__Written problem__: Your job is to retype all of the data word for word, leaving every image out.

───── Working data

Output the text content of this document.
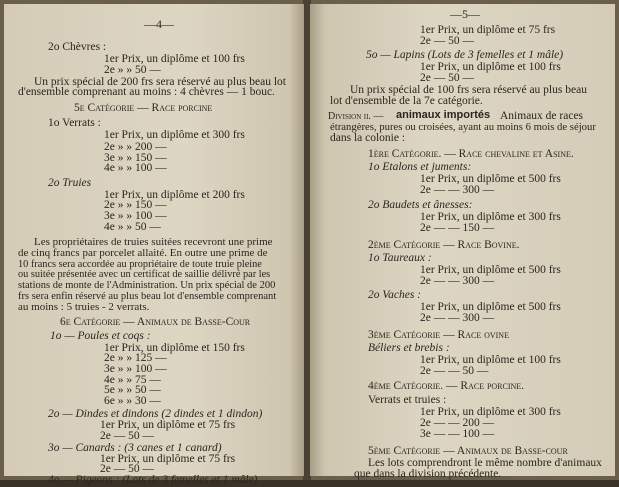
—4—
2o Chèvres :
1er Prix, un diplôme et 100 frs
2e » » 50 —
Un prix spécial de 200 frs sera réservé au plus beau lot
d'ensemble comprenant au moins : 4 chèvres — 1 bouc.
5e Catégorie — Race porcine
1o Verrats :
1er Prix, un diplôme et 300 frs
2e » » 200 —
3e » » 150 —
4e » » 100 —
2o Truies
1er Prix, un diplôme et 200 frs
2e » » 150 —
3e » » 100 —
4e » » 50 —
Les propriétaires de truies suitées recevront une prime
de cinq francs par porcelet allaité. En outre une prime de
10 francs sera accordée au propriétaire de toute truie pleine
ou suitée présentée avec un certificat de saillie délivré par les
stations de monte de l'Administration. Un prix spécial de 200
frs sera enfin réservé au plus beau lot d'ensemble comprenant
au moins : 5 truies - 2 verrats.
6e Catégorie — Animaux de Basse-Cour
1o — Poules et coqs :
1er Prix, un diplôme et 150 frs
2e » » 125 —
3e » » 100 —
4e » » 75 —
5e » » 50 —
6e » » 30 —
2o — Dindes et dindons (2 dindes et 1 dindon)
1er Prix, un diplôme et 75 frs
2e — 50 —
3o — Canards : (3 canes et 1 canard)
1er Prix, un diplôme et 75 frs
2e — 50 —
4o — Pigeons : (Lots de 3 femelles et 1 mâle)
—5—
1er Prix, un diplôme et 75 frs
2e — 50 —
5o — Lapins (Lots de 3 femelles et 1 mâle)
1er Prix, un diplôme et 100 frs
2e — 50 —
Un prix spécial de 100 frs sera réservé au plus beau
lot d'ensemble de la 7e catégorie.
Division ii. — animaux importés Animaux de races
étrangères, pures ou croisées, ayant au moins 6 mois de séjour
dans la colonie :
1ère Catégorie. — Race chevaline et Asine.
1o Etalons et juments:
1er Prix, un diplôme et 500 frs
2e — — 300 —
2o Baudets et ânesses:
1er Prix, un diplôme et 300 frs
2e — — 150 —
2ème Catégorie — Race Bovine.
1o Taureaux :
1er Prix, un diplôme et 500 frs
2e — — 300 —
2o Vaches :
1er Prix, un diplôme et 500 frs
2e — — 300 —
3ème Catégorie — Race ovine
Béliers et brebis :
1er Prix, un diplôme et 100 frs
2e — — 50 —
4ème Catégorie. — Race porcine.
Verrats et truies :
1er Prix, un diplôme et 300 frs
2e — — 200 —
3e — — 100 —
5ème Catégorie — Animaux de Basse-cour
Les lots comprendront le même nombre d'animaux
que dans la division précédente.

──────────

__Expected answer__:
Output the text content of this document.
—4—
2o Chèvres :
1er Prix, un diplôme et 100 frs
2e » » 50 —
Un prix spécial de 200 frs sera réservé au plus beau lot
d'ensemble comprenant au moins : 4 chèvres — 1 bouc.
5e Catégorie — Race porcine
1o Verrats :
1er Prix, un diplôme et 300 frs
2e » » 200 —
3e » » 150 —
4e » » 100 —
2o Truies
1er Prix, un diplôme et 200 frs
2e » » 150 —
3e » » 100 —
4e » » 50 —
Les propriétaires de truies suitées recevront une prime
de cinq francs par porcelet allaité. En outre une prime de
10 francs sera accordée au propriétaire de toute truie pleine
ou suitée présentée avec un certificat de saillie délivré par les
stations de monte de l'Administration. Un prix spécial de 200
frs sera enfin réservé au plus beau lot d'ensemble comprenant
au moins : 5 truies - 2 verrats.
6e Catégorie — Animaux de Basse-Cour
1o — Poules et coqs :
1er Prix, un diplôme et 150 frs
2e » » 125 —
3e » » 100 —
4e » » 75 —
5e » » 50 —
6e » » 30 —
2o — Dindes et dindons (2 dindes et 1 dindon)
1er Prix, un diplôme et 75 frs
2e — 50 —
3o — Canards : (3 canes et 1 canard)
1er Prix, un diplôme et 75 frs
2e — 50 —
4o — Pigeons : (Lots de 3 femelles et 1 mâle)
—5—
1er Prix, un diplôme et 75 frs
2e — 50 —
5o — Lapins (Lots de 3 femelles et 1 mâle)
1er Prix, un diplôme et 100 frs
2e — 50 —
Un prix spécial de 100 frs sera réservé au plus beau
lot d'ensemble de la 7e catégorie.
Division ii. — animaux importés Animaux de races
étrangères, pures ou croisées, ayant au moins 6 mois de séjour
dans la colonie :
1ère Catégorie. — Race chevaline et Asine.
1o Etalons et juments:
1er Prix, un diplôme et 500 frs
2e — — 300 —
2o Baudets et ânesses:
1er Prix, un diplôme et 300 frs
2e — — 150 —
2ème Catégorie — Race Bovine.
1o Taureaux :
1er Prix, un diplôme et 500 frs
2e — — 300 —
2o Vaches :
1er Prix, un diplôme et 500 frs
2e — — 300 —
3ème Catégorie — Race ovine
Béliers et brebis :
1er Prix, un diplôme et 100 frs
2e — — 50 —
4ème Catégorie. — Race porcine.
Verrats et truies :
1er Prix, un diplôme et 300 frs
2e — — 200 —
3e — — 100 —
5ème Catégorie — Animaux de Basse-cour
Les lots comprendront le même nombre d'animaux
que dans la division précédente.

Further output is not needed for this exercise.